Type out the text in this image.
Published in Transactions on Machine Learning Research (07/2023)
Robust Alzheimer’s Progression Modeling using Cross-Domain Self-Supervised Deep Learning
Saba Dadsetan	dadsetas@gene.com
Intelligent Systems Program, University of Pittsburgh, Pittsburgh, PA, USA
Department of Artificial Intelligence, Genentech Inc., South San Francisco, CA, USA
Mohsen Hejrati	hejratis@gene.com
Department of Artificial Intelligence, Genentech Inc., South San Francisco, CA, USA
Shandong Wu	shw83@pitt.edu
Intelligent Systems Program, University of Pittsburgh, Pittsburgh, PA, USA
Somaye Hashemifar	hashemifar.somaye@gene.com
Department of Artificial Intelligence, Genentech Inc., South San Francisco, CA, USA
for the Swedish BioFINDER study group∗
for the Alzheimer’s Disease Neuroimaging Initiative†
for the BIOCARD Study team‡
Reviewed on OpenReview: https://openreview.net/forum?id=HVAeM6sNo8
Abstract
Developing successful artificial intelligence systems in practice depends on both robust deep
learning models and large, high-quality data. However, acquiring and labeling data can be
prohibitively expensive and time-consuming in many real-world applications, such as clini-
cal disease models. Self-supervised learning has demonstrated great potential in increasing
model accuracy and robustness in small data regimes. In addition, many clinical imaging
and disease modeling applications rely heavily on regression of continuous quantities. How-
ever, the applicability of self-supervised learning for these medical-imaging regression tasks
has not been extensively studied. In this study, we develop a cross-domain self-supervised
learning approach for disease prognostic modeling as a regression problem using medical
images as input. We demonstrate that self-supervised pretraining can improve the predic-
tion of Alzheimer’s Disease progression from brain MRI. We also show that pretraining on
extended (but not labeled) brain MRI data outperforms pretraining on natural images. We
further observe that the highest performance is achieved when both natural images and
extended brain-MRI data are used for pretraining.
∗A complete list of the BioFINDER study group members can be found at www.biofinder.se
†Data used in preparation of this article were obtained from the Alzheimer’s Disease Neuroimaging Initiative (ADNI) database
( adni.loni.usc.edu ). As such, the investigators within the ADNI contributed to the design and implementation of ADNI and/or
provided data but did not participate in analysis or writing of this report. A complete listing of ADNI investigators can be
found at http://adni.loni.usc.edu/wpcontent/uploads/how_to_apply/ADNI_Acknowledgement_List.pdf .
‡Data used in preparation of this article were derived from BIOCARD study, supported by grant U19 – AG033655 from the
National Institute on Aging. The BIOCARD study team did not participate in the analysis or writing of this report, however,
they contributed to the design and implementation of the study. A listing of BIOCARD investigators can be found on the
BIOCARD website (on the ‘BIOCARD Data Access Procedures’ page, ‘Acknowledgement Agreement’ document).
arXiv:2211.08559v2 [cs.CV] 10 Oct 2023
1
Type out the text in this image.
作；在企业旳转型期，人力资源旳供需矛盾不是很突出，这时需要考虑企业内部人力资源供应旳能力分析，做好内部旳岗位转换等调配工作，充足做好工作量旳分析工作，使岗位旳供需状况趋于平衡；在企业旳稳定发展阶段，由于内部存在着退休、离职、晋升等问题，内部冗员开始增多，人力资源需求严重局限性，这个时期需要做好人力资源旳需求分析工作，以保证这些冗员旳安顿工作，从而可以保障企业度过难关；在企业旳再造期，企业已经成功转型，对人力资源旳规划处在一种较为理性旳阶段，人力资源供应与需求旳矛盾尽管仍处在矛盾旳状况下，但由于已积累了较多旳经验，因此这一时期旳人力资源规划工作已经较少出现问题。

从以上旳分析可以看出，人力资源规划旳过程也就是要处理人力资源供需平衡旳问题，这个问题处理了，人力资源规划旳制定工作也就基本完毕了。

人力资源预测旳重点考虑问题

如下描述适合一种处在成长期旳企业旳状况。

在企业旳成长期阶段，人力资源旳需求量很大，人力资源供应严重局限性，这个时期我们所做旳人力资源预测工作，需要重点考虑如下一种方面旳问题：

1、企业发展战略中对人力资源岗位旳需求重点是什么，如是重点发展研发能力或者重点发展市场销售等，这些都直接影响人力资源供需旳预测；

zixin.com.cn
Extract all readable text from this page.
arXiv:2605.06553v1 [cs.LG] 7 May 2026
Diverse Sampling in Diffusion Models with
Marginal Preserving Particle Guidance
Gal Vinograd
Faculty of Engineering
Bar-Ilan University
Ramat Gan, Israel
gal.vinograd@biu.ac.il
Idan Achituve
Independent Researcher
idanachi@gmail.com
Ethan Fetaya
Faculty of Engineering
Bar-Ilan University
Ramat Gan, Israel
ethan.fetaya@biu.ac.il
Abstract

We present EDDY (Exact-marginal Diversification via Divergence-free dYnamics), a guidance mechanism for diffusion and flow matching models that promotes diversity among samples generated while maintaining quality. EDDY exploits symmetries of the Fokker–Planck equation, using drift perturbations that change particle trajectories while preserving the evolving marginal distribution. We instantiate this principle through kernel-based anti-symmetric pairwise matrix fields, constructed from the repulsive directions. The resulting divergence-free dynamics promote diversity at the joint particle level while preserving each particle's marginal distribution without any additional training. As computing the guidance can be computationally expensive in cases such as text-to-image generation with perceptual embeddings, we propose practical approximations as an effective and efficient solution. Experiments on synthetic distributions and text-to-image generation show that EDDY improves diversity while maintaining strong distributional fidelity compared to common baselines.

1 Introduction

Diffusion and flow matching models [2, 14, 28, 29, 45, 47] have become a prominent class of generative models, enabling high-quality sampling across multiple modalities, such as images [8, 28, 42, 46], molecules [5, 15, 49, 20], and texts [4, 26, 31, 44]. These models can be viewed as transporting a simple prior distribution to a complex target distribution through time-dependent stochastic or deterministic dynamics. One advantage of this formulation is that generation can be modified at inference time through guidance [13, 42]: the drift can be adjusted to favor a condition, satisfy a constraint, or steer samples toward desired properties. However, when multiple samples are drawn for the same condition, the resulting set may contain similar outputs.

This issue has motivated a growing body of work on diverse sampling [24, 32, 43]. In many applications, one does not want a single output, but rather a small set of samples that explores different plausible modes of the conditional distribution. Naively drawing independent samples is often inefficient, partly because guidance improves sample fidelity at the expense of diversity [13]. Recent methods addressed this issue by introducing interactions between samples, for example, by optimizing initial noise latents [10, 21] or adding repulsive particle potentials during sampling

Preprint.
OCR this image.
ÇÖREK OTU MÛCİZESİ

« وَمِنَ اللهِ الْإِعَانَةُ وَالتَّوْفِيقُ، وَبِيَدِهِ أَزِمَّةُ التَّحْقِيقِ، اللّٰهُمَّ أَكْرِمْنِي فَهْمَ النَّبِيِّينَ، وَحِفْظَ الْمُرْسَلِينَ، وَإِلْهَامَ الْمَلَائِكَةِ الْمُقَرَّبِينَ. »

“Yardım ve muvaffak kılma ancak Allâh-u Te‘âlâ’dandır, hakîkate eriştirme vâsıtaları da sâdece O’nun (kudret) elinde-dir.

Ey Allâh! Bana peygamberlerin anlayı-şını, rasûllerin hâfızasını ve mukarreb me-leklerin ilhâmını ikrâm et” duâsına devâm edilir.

What is expected - Transcribe each entry precisely, missing none.

Exercise answer -
Type out the text in this image.
Published in Transactions on Machine Learning Research (07/2023)
Robust Alzheimer’s Progression Modeling using Cross-Domain Self-Supervised Deep Learning
Saba Dadsetan	dadsetas@gene.com
Intelligent Systems Program, University of Pittsburgh, Pittsburgh, PA, USA
Department of Artificial Intelligence, Genentech Inc., South San Francisco, CA, USA
Mohsen Hejrati	hejratis@gene.com
Department of Artificial Intelligence, Genentech Inc., South San Francisco, CA, USA
Shandong Wu	shw83@pitt.edu
Intelligent Systems Program, University of Pittsburgh, Pittsburgh, PA, USA
Somaye Hashemifar	hashemifar.somaye@gene.com
Department of Artificial Intelligence, Genentech Inc., South San Francisco, CA, USA
for the Swedish BioFINDER study group∗
for the Alzheimer’s Disease Neuroimaging Initiative†
for the BIOCARD Study team‡
Reviewed on OpenReview: https://openreview.net/forum?id=HVAeM6sNo8
Abstract
Developing successful artificial intelligence systems in practice depends on both robust deep
learning models and large, high-quality data. However, acquiring and labeling data can be
prohibitively expensive and time-consuming in many real-world applications, such as clini-
cal disease models. Self-supervised learning has demonstrated great potential in increasing
model accuracy and robustness in small data regimes. In addition, many clinical imaging
and disease modeling applications rely heavily on regression of continuous quantities. How-
ever, the applicability of self-supervised learning for these medical-imaging regression tasks
has not been extensively studied. In this study, we develop a cross-domain self-supervised
learning approach for disease prognostic modeling as a regression problem using medical
images as input. We demonstrate that self-supervised pretraining can improve the predic-
tion of Alzheimer’s Disease progression from brain MRI. We also show that pretraining on
extended (but not labeled) brain MRI data outperforms pretraining on natural images. We
further observe that the highest performance is achieved when both natural images and
extended brain-MRI data are used for pretraining.
∗A complete list of the BioFINDER study group members can be found at www.biofinder.se
†Data used in preparation of this article were obtained from the Alzheimer’s Disease Neuroimaging Initiative (ADNI) database
( adni.loni.usc.edu ). As such, the investigators within the ADNI contributed to the design and implementation of ADNI and/or
provided data but did not participate in analysis or writing of this report. A complete listing of ADNI investigators can be
found at http://adni.loni.usc.edu/wpcontent/uploads/how_to_apply/ADNI_Acknowledgement_List.pdf .
‡Data used in preparation of this article were derived from BIOCARD study, supported by grant U19 – AG033655 from the
National Institute on Aging. The BIOCARD study team did not participate in the analysis or writing of this report, however,
they contributed to the design and implementation of the study. A listing of BIOCARD investigators can be found on the
BIOCARD website (on the ‘BIOCARD Data Access Procedures’ page, ‘Acknowledgement Agreement’ document).
arXiv:2211.08559v2 [cs.CV] 10 Oct 2023
1
Type out the text in this image.
作；在企业旳转型期，人力资源旳供需矛盾不是很突出，这时需要考虑企业内部人力资源供应旳能力分析，做好内部旳岗位转换等调配工作，充足做好工作量旳分析工作，使岗位旳供需状况趋于平衡；在企业旳稳定发展阶段，由于内部存在着退休、离职、晋升等问题，内部冗员开始增多，人力资源需求严重局限性，这个时期需要做好人力资源旳需求分析工作，以保证这些冗员旳安顿工作，从而可以保障企业度过难关；在企业旳再造期，企业已经成功转型，对人力资源旳规划处在一种较为理性旳阶段，人力资源供应与需求旳矛盾尽管仍处在矛盾旳状况下，但由于已积累了较多旳经验，因此这一时期旳人力资源规划工作已经较少出现问题。

从以上旳分析可以看出，人力资源规划旳过程也就是要处理人力资源供需平衡旳问题，这个问题处理了，人力资源规划旳制定工作也就基本完毕了。

人力资源预测旳重点考虑问题

如下描述适合一种处在成长期旳企业旳状况。

在企业旳成长期阶段，人力资源旳需求量很大，人力资源供应严重局限性，这个时期我们所做旳人力资源预测工作，需要重点考虑如下一种方面旳问题：

1、企业发展战略中对人力资源岗位旳需求重点是什么，如是重点发展研发能力或者重点发展市场销售等，这些都直接影响人力资源供需旳预测；

zixin.com.cn
Extract all readable text from this page.
arXiv:2605.06553v1 [cs.LG] 7 May 2026
Diverse Sampling in Diffusion Models with
Marginal Preserving Particle Guidance
Gal Vinograd
Faculty of Engineering
Bar-Ilan University
Ramat Gan, Israel
gal.vinograd@biu.ac.il
Idan Achituve
Independent Researcher
idanachi@gmail.com
Ethan Fetaya
Faculty of Engineering
Bar-Ilan University
Ramat Gan, Israel
ethan.fetaya@biu.ac.il
Abstract

We present EDDY (Exact-marginal Diversification via Divergence-free dYnamics), a guidance mechanism for diffusion and flow matching models that promotes diversity among samples generated while maintaining quality. EDDY exploits symmetries of the Fokker–Planck equation, using drift perturbations that change particle trajectories while preserving the evolving marginal distribution. We instantiate this principle through kernel-based anti-symmetric pairwise matrix fields, constructed from the repulsive directions. The resulting divergence-free dynamics promote diversity at the joint particle level while preserving each particle's marginal distribution without any additional training. As computing the guidance can be computationally expensive in cases such as text-to-image generation with perceptual embeddings, we propose practical approximations as an effective and efficient solution. Experiments on synthetic distributions and text-to-image generation show that EDDY improves diversity while maintaining strong distributional fidelity compared to common baselines.

1 Introduction

Diffusion and flow matching models [2, 14, 28, 29, 45, 47] have become a prominent class of generative models, enabling high-quality sampling across multiple modalities, such as images [8, 28, 42, 46], molecules [5, 15, 49, 20], and texts [4, 26, 31, 44]. These models can be viewed as transporting a simple prior distribution to a complex target distribution through time-dependent stochastic or deterministic dynamics. One advantage of this formulation is that generation can be modified at inference time through guidance [13, 42]: the drift can be adjusted to favor a condition, satisfy a constraint, or steer samples toward desired properties. However, when multiple samples are drawn for the same condition, the resulting set may contain similar outputs.

This issue has motivated a growing body of work on diverse sampling [24, 32, 43]. In many applications, one does not want a single output, but rather a small set of samples that explores different plausible modes of the conditional distribution. Naively drawing independent samples is often inefficient, partly because guidance improves sample fidelity at the expense of diversity [13]. Recent methods addressed this issue by introducing interactions between samples, for example, by optimizing initial noise latents [10, 21] or adding repulsive particle potentials during sampling

Preprint.
OCR this image.
ÇÖREK OTU MÛCİZESİ

« وَمِنَ اللهِ الْإِعَانَةُ وَالتَّوْفِيقُ، وَبِيَدِهِ أَزِمَّةُ التَّحْقِيقِ، اللّٰهُمَّ أَكْرِمْنِي فَهْمَ النَّبِيِّينَ، وَحِفْظَ الْمُرْسَلِينَ، وَإِلْهَامَ الْمَلَائِكَةِ الْمُقَرَّبِينَ. »

“Yardım ve muvaffak kılma ancak Allâh-u Te‘âlâ’dandır, hakîkate eriştirme vâsıtaları da sâdece O’nun (kudret) elinde-dir.

Ey Allâh! Bana peygamberlerin anlayı-şını, rasûllerin hâfızasını ve mukarreb me-leklerin ilhâmını ikrâm et” duâsına devâm edilir.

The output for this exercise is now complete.